Pages

Rabu, 12 Desember 2012

Video Catper Ungaran 2050 mdpl





Video diatas adalah video amatir pendakian di gunung Ungaran November silam. Adapun kualitas video dan audio yang pas-pasan dikarenakan  gadget yang dipakai juga pas-pasan ( nyalahin gadget padahal yg ngambil gambar juga amatiran :p ). Enjoy!

Senin, 10 Desember 2012

Catper Gn.Ungaran : For My Mother and Mother Nature


Gunung Ungaran (2050 mdpl) dilihat dari ketinggiannya memang masih kalah dengan "saudara-saudara" yang ada di sekitarnya seperti Merbabu, Sindoro maupun Sumbing. Tapi bukan berarti mudah untuk di daki. Pertengahan November lalu, tepatnya tanggal 17 November 2012 saya dan teman-teman Mahapala PRMKFT Undip merasakan bagaimana "nikmatnya" mendaki gunung yang ketinggiannya masuk kategori menengah ini. Pendakian kali ini beranggotakan 15 orang. Saya, Tio, Vincent, Yohit, Christoper, HenriMusanta, Achan, Yuke, Danang, Geraldo, Feto, ditambah 3 personil cewek Ika, Gori, dan Mardi. Kami berencana menggunakan jalur pendakian dari Medini. Jalur medini ini terkenal dengan kebun teh-nya. 
Para Pendaki
Setelah melakukan briefing sebentar, berangkatlah kami dari semarang pukul 15.00 WIB. Rombongan dibagi menjadi 2 kloter karena salah satu teman kami ( sebut saja Gori ) sedang dalam perjalanan dari Jogja. Henri, Christoper, dan Gori berangkat kloter kedua dan sisanya berangkat kloter pertama. Perjalanan Semarang - Desa Medini menempuh jarak sekitar 2 jam perjalanan ( jalan nyantai ). Sekitar setengah jam perjalanan sebelum sampai ke desa Medini, kondisi jalan benar-benar memaksa motor kami untuk berjalan tidak lebih dari 30 km/jam. Kondisi jalan berbatu dan licin karena hujan yang turun siang sebelum kita berangkat, memaksa kami berjalan pelan. Tepat pukul 17.00 WIB sampailah kami di desa Medini. Hawa dingin, kabut tipis, dan perkebunan teh menyambut kedatangan kami. Desa Medini ini adalah beskem awal untuk para pendaki, walaupun sebenarnya masih ada Desa terakhir yaitu desa Promasan, yang letaknya sekitar ( kurang lebih ) 7 km dari Desa Medini. Namun melihat kondisi jalan yang buruk, kami putuskan untuk start pendakian dari desa Medini. Desa Medini berada di ketinggian sekitar 1500 mdpl, terhampar perkebunan teh yang sangat luas. Warga di sekitarnya banyak yang menyewakan rumahnya untuk jadi tempat transit para pendaki.

== DATA YANG DIBERIKAN ==
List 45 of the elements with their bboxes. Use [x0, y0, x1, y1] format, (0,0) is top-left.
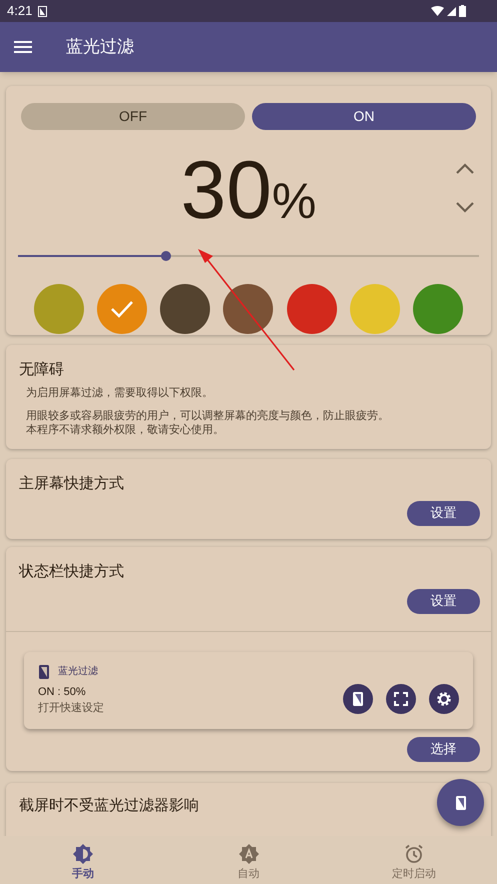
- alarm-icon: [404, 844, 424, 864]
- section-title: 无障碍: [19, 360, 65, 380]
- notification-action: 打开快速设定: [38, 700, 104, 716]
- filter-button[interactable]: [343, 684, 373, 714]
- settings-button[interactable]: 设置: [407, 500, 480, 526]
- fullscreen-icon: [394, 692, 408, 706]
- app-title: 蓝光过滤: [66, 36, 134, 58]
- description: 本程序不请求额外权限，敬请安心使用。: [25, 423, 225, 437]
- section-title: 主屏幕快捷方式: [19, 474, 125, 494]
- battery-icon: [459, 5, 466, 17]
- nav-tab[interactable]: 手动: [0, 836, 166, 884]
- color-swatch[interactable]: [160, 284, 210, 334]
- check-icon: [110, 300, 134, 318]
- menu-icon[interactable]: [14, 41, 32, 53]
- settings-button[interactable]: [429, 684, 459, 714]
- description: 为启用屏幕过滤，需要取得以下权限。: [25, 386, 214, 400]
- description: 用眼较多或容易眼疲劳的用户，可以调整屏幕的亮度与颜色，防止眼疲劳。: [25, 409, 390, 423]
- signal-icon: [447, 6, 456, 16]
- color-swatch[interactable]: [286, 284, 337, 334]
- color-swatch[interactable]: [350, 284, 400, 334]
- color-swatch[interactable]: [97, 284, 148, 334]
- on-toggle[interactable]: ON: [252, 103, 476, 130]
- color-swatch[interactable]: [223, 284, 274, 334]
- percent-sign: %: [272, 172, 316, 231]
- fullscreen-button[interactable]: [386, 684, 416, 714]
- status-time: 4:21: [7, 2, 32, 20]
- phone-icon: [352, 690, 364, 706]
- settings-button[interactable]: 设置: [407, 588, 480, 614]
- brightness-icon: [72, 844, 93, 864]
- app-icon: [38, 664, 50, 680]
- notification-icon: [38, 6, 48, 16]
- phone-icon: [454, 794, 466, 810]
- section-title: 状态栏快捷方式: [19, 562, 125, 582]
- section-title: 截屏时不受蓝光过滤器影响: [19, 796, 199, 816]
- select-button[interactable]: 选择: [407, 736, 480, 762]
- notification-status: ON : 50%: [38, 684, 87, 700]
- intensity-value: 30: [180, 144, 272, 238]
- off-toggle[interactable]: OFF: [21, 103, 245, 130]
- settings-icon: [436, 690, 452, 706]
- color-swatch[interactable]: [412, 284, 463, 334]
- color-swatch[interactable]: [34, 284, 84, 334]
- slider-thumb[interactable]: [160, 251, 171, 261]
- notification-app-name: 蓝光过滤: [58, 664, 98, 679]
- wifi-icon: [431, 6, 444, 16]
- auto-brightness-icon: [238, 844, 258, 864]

== SOAL LATIHAN ==
(1) Sebutkan semua nama gunung yang disebut dalam catatan perjalanan di atas.
(2) Kutip dari catatan perjalanan bagian yang dimulai dari "Catper Gn.Ungaran : For" dan berakhir pada "dengan kebun teh-nya.", tanpa mengubah satu kata pun.
(3) Tentukan apakah setiap pernyataan berikut sesuai dengan catatan perjalanan, lalu sertakan kutipan persis dari teks yang menjadi penentunya: (a) Henri, Christoper, dan Gori berangkat pada kloter kedua. (b) Rombongan tiba di Desa Medini pukul 15.00 WIB. (c) Desa Medini terletak di ketinggian sekitar 2050 mdpl.

== JAWABAN SOAL ==
(1) Ungaran, Merbabu, Sindoro, dan Sumbing.

(2)
Catper Gn.Ungaran : For My Mother and Mother Nature


Gunung Ungaran (2050 mdpl) dilihat dari ketinggiannya memang masih kalah dengan "saudara-saudara" yang ada di sekitarnya seperti Merbabu, Sindoro maupun Sumbing. Tapi bukan berarti mudah untuk di daki. Pertengahan November lalu, tepatnya tanggal 17 November 2012 saya dan teman-teman Mahapala PRMKFT Undip merasakan bagaimana "nikmatnya" mendaki gunung yang ketinggiannya masuk kategori menengah ini. Pendakian kali ini beranggotakan 15 orang. Saya, Tio, Vincent, Yohit, Christoper, HenriMusanta, Achan, Yuke, Danang, Geraldo, Feto, ditambah 3 personil cewek Ika, Gori, dan Mardi. Kami berencana menggunakan jalur pendakian dari Medini. Jalur medini ini terkenal dengan kebun teh-nya.

(3)
(a) Ya: "Henri, Christoper, dan Gori berangkat kloter kedua dan sisanya berangkat kloter pertama."
(b) Tidak: "Tepat pukul 17.00 WIB sampailah kami di desa Medini."
(c) Tidak: "Desa Medini berada di ketinggian sekitar 1500 mdpl"